§ **EXERCISE AIM**:
Only a number is wanted: how many lines in the records below contain "subtitle"?
═════ ROWS
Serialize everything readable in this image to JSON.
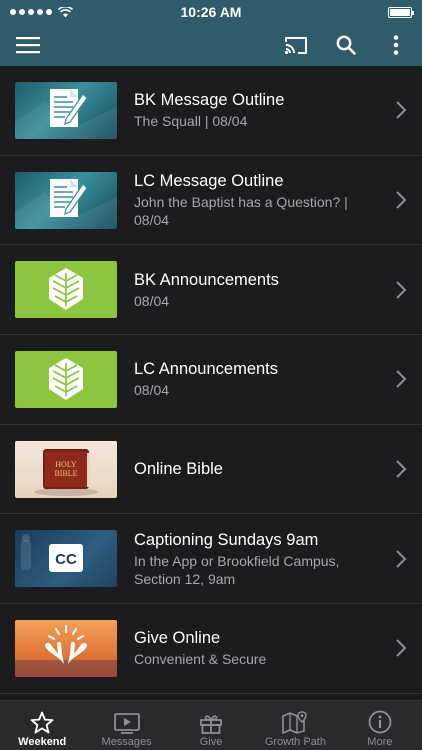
{
  "status_bar": {
    "time": "10:26 AM"
  },
  "app_bar": {
    "icons": [
      "menu-icon",
      "cast-icon",
      "search-icon",
      "more-vertical-icon"
    ]
  },
  "items": [
    {
      "title": "BK Message Outline",
      "subtitle": "The Squall | 08/04",
      "thumb": "document-icon"
    },
    {
      "title": "LC Message Outline",
      "subtitle": "John the Baptist has a Question? | 08/04",
      "thumb": "document-icon"
    },
    {
      "title": "BK Announcements",
      "subtitle": "08/04",
      "thumb": "church-logo-icon"
    },
    {
      "title": "LC Announcements",
      "subtitle": "08/04",
      "thumb": "church-logo-icon"
    },
    {
      "title": "Online Bible",
      "subtitle": "",
      "thumb": "bible-icon",
      "thumb_text": "HOLY BIBLE"
    },
    {
      "title": "Captioning Sundays 9am",
      "subtitle": "In the App or Brookfield Campus, Section 12, 9am",
      "thumb": "cc-icon",
      "thumb_text": "CC"
    },
    {
      "title": "Give Online",
      "subtitle": "Convenient & Secure",
      "thumb": "giving-hands-icon"
    }
  ],
  "tabs": [
    {
      "label": "Weekend",
      "icon": "star-icon",
      "active": true
    },
    {
      "label": "Messages",
      "icon": "video-icon",
      "active": false
    },
    {
      "label": "Give",
      "icon": "gift-icon",
      "active": false
    },
    {
      "label": "Growth Path",
      "icon": "map-pin-icon",
      "active": false
    },
    {
      "label": "More",
      "icon": "info-icon",
      "active": false
    }
  ],
  "colors": {
    "app_bar": "#2f5b6a",
    "background": "#1c1c1e",
    "accent_green": "#8cc63f"
  }
}
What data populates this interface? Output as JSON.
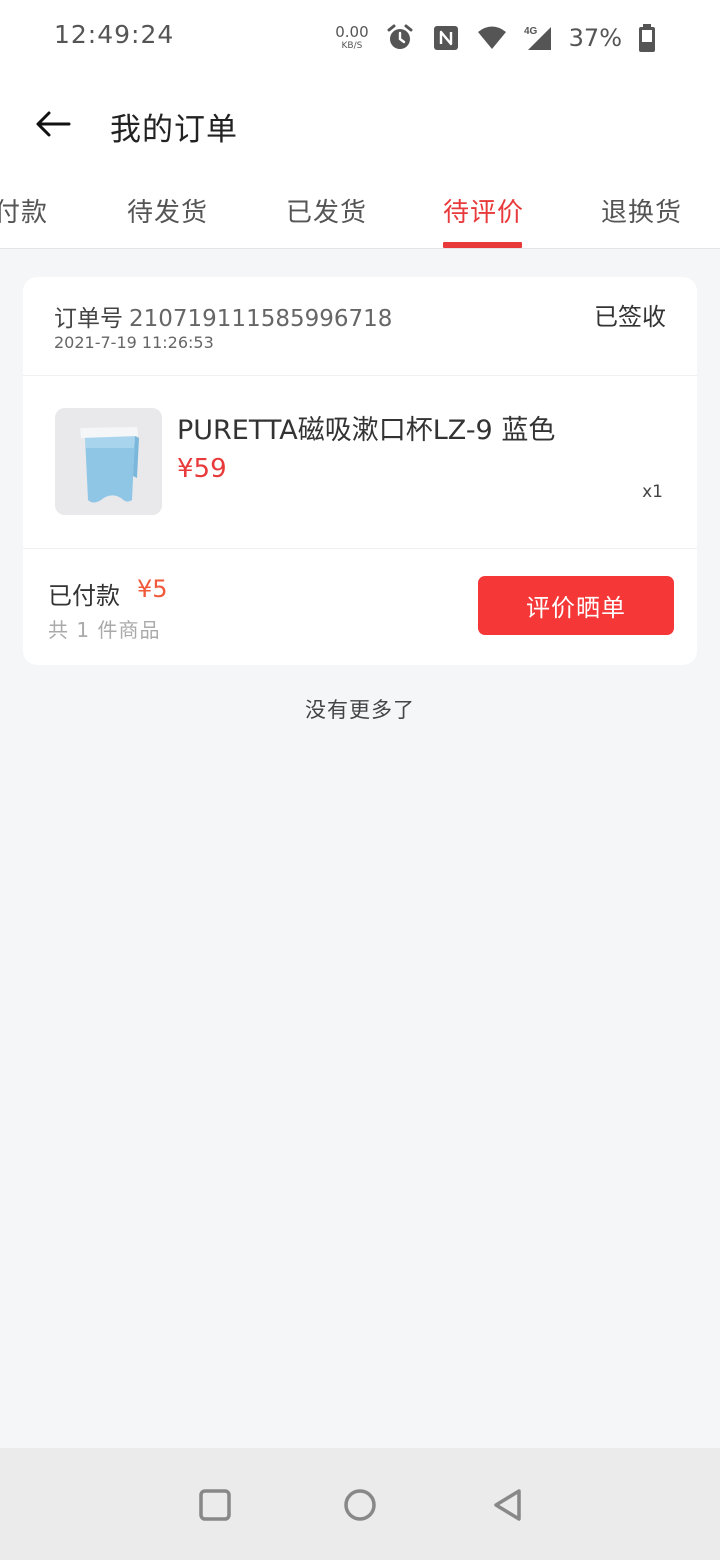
{
  "status_bar": {
    "time": "12:49:24",
    "net_speed_value": "0.00",
    "net_speed_unit": "KB/S",
    "battery_percent": "37%",
    "icons": [
      "alarm-icon",
      "nfc-icon",
      "wifi-icon",
      "signal-4g-icon",
      "battery-icon"
    ]
  },
  "header": {
    "title": "我的订单",
    "back_icon": "arrow-left-icon"
  },
  "tabs": [
    {
      "label": "付款",
      "active": false
    },
    {
      "label": "待发货",
      "active": false
    },
    {
      "label": "已发货",
      "active": false
    },
    {
      "label": "待评价",
      "active": true
    },
    {
      "label": "退换货",
      "active": false
    }
  ],
  "order": {
    "number_label": "订单号",
    "number": "2107191115859967​18",
    "date": "2021-7-19 11:26:53",
    "status": "已签收",
    "product": {
      "name": "PURETTA磁吸漱口杯LZ-9 蓝色",
      "price": "¥59",
      "quantity": "x1"
    },
    "paid_label": "已付款",
    "paid_amount": "¥5",
    "item_count": "共 1 件商品",
    "review_button": "评价晒单"
  },
  "footer_text": "没有更多了",
  "colors": {
    "accent": "#e83a3a",
    "button": "#f53737",
    "background": "#f5f6f8"
  },
  "nav": [
    "square-icon",
    "circle-icon",
    "triangle-back-icon"
  ]
}
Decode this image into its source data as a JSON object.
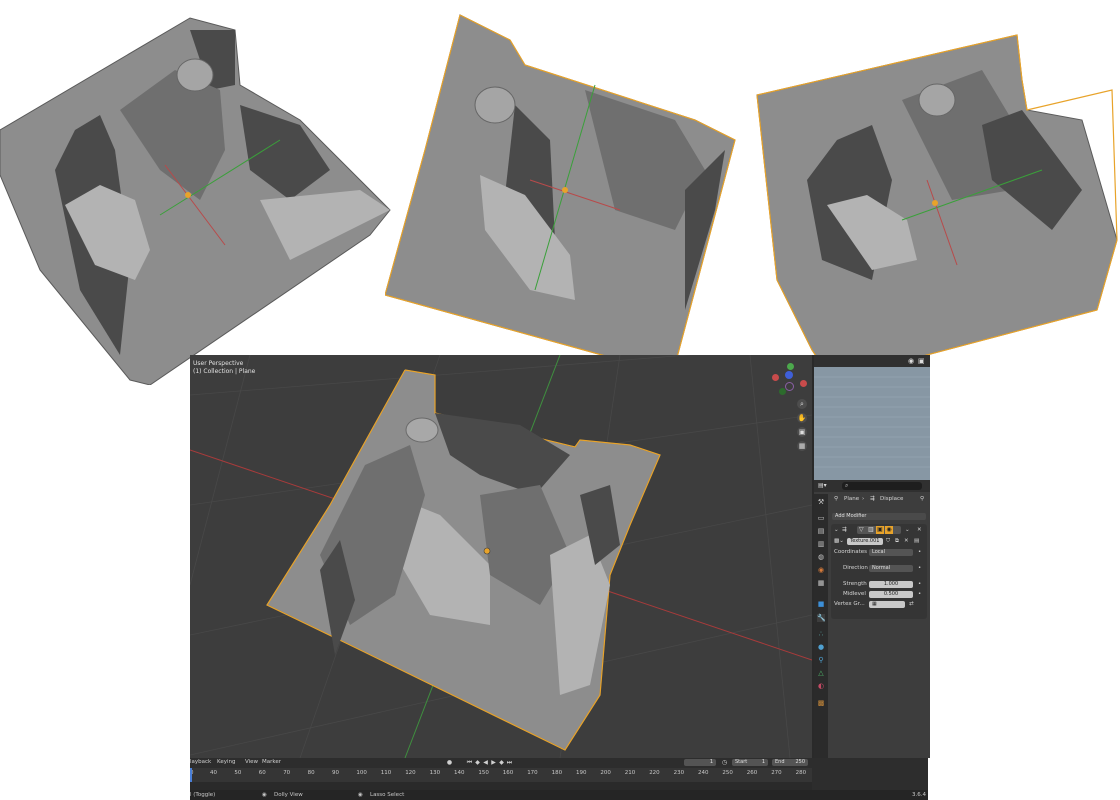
══════════
§ **RESULT OF THIS EXERCISE**:
7